Figure data in JSON:
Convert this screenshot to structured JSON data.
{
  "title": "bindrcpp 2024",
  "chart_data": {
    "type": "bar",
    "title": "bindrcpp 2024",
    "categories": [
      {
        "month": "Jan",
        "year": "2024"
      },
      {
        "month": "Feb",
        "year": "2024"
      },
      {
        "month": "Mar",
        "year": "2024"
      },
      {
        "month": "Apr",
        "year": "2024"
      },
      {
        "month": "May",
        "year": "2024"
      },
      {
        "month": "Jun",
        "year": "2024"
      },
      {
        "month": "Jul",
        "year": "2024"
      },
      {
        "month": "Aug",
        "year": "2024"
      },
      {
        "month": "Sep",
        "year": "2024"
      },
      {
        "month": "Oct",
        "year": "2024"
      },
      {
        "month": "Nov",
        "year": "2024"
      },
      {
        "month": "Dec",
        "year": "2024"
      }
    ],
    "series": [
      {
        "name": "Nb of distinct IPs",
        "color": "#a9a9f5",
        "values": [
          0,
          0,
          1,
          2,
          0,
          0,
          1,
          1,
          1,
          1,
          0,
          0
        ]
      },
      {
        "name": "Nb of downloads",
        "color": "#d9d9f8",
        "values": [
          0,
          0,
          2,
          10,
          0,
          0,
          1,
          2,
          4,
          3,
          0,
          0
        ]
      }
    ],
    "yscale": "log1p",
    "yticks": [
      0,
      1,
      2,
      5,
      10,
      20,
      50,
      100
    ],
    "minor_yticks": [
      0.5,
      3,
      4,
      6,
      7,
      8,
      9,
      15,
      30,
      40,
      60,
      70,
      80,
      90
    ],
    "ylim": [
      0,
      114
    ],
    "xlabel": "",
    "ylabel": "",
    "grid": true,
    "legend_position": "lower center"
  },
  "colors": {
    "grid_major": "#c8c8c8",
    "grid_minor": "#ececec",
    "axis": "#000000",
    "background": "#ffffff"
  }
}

==

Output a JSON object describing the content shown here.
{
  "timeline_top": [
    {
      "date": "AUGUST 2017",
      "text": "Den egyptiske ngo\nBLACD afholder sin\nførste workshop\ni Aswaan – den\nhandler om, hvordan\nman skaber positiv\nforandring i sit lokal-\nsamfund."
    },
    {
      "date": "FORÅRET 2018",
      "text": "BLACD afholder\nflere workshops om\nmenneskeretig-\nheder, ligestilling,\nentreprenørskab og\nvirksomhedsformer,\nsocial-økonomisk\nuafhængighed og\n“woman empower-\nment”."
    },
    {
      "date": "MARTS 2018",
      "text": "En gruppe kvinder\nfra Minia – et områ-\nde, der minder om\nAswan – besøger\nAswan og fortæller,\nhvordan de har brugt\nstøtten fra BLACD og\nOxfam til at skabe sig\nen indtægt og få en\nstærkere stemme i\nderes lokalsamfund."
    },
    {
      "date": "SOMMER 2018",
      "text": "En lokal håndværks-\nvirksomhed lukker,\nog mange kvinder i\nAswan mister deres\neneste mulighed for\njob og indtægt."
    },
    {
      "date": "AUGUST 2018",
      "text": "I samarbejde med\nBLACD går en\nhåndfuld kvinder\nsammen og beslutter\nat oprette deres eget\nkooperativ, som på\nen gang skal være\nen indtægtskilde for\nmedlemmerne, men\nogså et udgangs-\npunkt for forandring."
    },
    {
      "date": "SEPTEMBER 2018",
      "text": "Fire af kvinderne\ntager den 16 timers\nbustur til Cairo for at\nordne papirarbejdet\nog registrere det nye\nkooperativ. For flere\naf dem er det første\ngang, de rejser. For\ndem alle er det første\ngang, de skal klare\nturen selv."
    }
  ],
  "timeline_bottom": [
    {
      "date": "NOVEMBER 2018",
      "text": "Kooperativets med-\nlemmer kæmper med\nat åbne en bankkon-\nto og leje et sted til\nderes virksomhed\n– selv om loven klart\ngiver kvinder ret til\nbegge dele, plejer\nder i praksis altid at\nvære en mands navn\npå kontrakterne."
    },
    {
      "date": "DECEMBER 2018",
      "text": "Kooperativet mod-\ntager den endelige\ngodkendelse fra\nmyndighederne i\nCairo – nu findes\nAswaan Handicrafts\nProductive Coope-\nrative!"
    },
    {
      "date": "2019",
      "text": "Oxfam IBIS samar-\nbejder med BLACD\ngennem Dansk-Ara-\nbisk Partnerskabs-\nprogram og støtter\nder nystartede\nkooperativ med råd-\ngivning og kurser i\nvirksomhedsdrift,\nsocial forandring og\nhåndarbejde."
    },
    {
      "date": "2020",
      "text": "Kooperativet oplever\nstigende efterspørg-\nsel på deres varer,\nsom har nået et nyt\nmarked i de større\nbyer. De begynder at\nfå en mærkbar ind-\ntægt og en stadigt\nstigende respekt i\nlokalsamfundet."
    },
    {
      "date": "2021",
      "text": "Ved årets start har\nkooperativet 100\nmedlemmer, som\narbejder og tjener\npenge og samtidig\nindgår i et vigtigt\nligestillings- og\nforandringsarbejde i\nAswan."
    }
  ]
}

* _THE PROBLEM_:
From the data above, gather every line that includes the word "nAswan".

* _REPLY TO THE TASK_:
      "text": "En gruppe kvinder\nfra Minia – et områ-\nde, der minder om\nAswan – besøger\nAswan og fortæller,\nhvordan de har brugt\nstøtten fra BLACD og\nOxfam til at skabe sig\nen indtægt og få en\nstærkere stemme i\nderes lokalsamfund."
      "text": "En lokal håndværks-\nvirksomhed lukker,\nog mange kvinder i\nAswan mister deres\neneste mulighed for\njob og indtægt."
      "text": "Ved årets start har\nkooperativet 100\nmedlemmer, som\narbejder og tjener\npenge og samtidig\nindgår i et vigtigt\nligestillings- og\nforandringsarbejde i\nAswan."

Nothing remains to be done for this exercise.